**Written problem:**
In the entries below, identify every line with the string "OPERATION" and copy it.

_ _ _ _ _

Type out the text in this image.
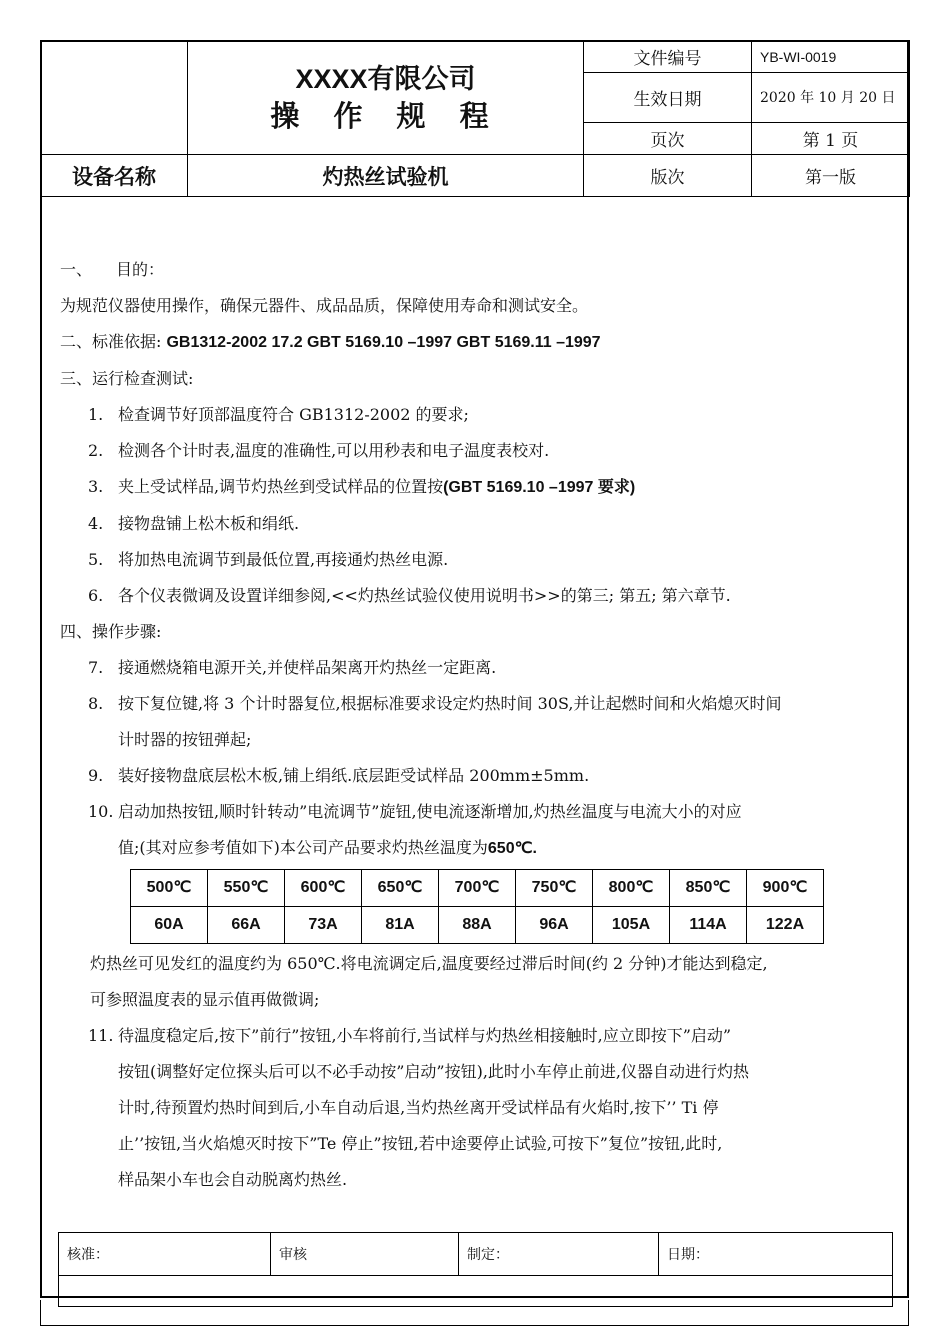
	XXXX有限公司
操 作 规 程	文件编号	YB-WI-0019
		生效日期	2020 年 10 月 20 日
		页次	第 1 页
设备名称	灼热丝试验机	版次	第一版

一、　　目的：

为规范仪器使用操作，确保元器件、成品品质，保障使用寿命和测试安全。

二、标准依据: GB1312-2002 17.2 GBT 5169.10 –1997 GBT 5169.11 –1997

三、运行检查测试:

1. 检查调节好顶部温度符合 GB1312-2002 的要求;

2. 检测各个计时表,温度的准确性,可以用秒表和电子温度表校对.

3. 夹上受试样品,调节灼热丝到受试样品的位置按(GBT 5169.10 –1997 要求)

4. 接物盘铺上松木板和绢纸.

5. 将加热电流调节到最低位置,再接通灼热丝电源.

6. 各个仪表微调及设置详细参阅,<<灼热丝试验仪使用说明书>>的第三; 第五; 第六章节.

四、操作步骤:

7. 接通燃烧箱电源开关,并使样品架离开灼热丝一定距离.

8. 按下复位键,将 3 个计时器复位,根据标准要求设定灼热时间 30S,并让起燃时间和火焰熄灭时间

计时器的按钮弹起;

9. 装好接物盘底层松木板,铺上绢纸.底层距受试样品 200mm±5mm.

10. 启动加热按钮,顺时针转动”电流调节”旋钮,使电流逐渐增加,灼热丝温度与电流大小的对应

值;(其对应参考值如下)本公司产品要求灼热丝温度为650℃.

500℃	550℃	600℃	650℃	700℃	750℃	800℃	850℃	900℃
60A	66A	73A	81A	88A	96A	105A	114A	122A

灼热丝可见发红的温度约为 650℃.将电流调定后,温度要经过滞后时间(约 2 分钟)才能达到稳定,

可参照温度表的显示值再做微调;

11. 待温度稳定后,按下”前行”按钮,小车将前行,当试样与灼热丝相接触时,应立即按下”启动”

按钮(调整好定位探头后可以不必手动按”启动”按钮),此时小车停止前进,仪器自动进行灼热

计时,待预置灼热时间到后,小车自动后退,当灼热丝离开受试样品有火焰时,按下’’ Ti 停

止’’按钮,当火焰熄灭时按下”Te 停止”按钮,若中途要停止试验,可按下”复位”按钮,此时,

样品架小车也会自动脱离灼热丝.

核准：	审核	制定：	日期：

_ _ _ _ _

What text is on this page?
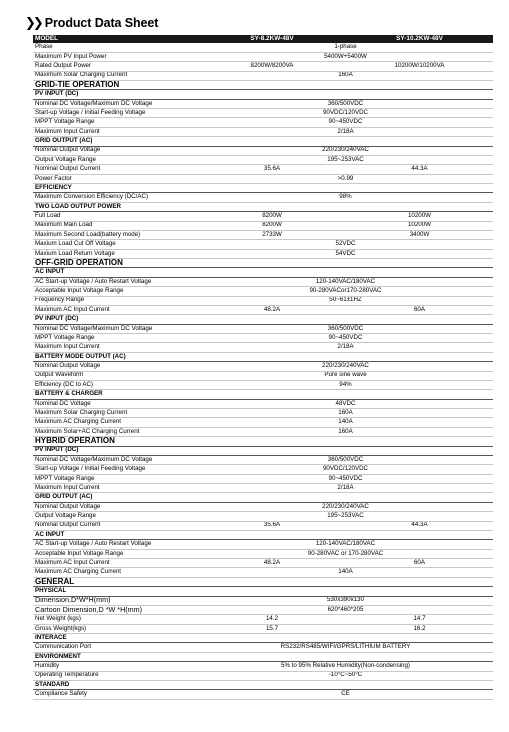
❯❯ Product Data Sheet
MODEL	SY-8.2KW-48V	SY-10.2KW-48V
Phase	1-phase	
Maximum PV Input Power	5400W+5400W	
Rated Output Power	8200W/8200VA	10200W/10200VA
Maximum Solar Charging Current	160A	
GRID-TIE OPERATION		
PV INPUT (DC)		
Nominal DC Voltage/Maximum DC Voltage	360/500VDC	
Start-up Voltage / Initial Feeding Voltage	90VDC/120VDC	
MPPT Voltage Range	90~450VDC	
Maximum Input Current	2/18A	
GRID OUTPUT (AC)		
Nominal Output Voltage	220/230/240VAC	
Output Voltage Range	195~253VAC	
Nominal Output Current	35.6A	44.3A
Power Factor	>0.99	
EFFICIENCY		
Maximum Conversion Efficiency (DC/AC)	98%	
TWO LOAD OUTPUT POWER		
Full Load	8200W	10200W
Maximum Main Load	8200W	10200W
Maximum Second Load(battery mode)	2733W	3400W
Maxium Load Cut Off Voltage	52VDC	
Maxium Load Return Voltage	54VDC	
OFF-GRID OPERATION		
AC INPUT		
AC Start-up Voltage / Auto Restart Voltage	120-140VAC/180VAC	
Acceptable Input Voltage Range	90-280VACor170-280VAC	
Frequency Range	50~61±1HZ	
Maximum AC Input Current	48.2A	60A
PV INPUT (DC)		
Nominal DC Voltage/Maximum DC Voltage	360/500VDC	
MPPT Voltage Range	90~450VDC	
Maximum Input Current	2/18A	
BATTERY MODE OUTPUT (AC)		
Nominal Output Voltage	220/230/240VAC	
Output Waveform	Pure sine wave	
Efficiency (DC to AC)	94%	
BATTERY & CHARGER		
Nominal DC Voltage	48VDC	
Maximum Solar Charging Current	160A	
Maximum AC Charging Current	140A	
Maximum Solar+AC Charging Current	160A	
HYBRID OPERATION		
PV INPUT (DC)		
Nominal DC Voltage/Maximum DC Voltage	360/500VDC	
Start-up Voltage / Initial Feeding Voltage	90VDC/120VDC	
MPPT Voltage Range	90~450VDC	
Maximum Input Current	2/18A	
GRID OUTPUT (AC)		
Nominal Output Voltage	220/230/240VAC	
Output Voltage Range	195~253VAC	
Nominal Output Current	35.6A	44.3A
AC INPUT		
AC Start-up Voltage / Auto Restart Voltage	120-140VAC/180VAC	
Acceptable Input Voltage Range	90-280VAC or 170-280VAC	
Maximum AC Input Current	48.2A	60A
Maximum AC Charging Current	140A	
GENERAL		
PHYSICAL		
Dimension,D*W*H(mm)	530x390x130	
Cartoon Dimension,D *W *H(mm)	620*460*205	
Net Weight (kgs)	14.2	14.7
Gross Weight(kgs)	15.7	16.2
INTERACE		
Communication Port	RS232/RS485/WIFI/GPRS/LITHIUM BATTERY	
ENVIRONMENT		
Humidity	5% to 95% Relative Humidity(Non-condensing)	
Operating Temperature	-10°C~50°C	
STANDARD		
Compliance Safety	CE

_ _ _ _ _

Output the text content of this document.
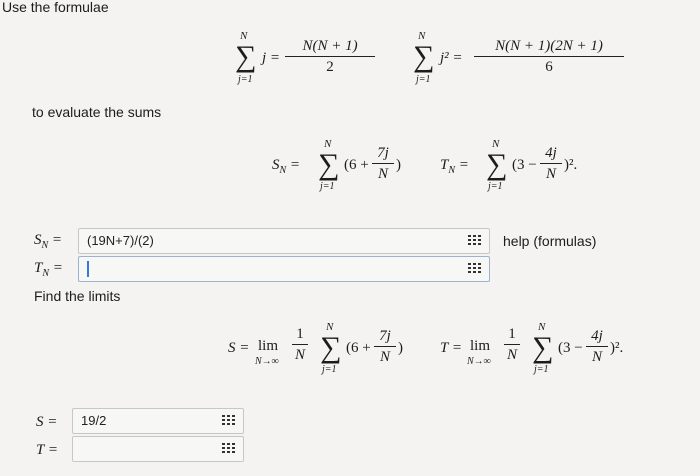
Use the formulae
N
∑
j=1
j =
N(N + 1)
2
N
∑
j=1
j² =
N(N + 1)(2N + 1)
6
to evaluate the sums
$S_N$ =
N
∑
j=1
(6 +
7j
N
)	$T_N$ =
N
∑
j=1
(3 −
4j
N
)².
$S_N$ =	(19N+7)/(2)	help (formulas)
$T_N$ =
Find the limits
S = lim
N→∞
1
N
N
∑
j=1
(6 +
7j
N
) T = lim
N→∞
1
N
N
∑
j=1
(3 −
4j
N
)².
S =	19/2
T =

_ _ _ _ _

**Solution:**
GRID-TIE OPERATION		
OFF-GRID OPERATION		
HYBRID OPERATION		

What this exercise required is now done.